** Start Entries provided **

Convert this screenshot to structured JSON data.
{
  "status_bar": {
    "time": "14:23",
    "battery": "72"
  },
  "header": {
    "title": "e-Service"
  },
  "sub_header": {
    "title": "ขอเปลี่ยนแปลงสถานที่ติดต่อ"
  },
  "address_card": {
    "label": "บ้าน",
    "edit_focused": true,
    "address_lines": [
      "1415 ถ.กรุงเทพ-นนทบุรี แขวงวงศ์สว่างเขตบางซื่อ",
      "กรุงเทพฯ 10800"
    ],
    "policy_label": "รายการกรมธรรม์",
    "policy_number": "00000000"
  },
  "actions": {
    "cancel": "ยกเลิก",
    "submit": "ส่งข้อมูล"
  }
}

** End Entries provided **

Direction » Repeat the data in its entirety, character for character.

Output for this exercise »
Convert this screenshot to structured JSON data.
{
  "status_bar": {
    "time": "14:23",
    "battery": "72"
  },
  "header": {
    "title": "e-Service"
  },
  "sub_header": {
    "title": "ขอเปลี่ยนแปลงสถานที่ติดต่อ"
  },
  "address_card": {
    "label": "บ้าน",
    "edit_focused": true,
    "address_lines": [
      "1415 ถ.กรุงเทพ-นนทบุรี แขวงวงศ์สว่างเขตบางซื่อ",
      "กรุงเทพฯ 10800"
    ],
    "policy_label": "รายการกรมธรรม์",
    "policy_number": "00000000"
  },
  "actions": {
    "cancel": "ยกเลิก",
    "submit": "ส่งข้อมูล"
  }
}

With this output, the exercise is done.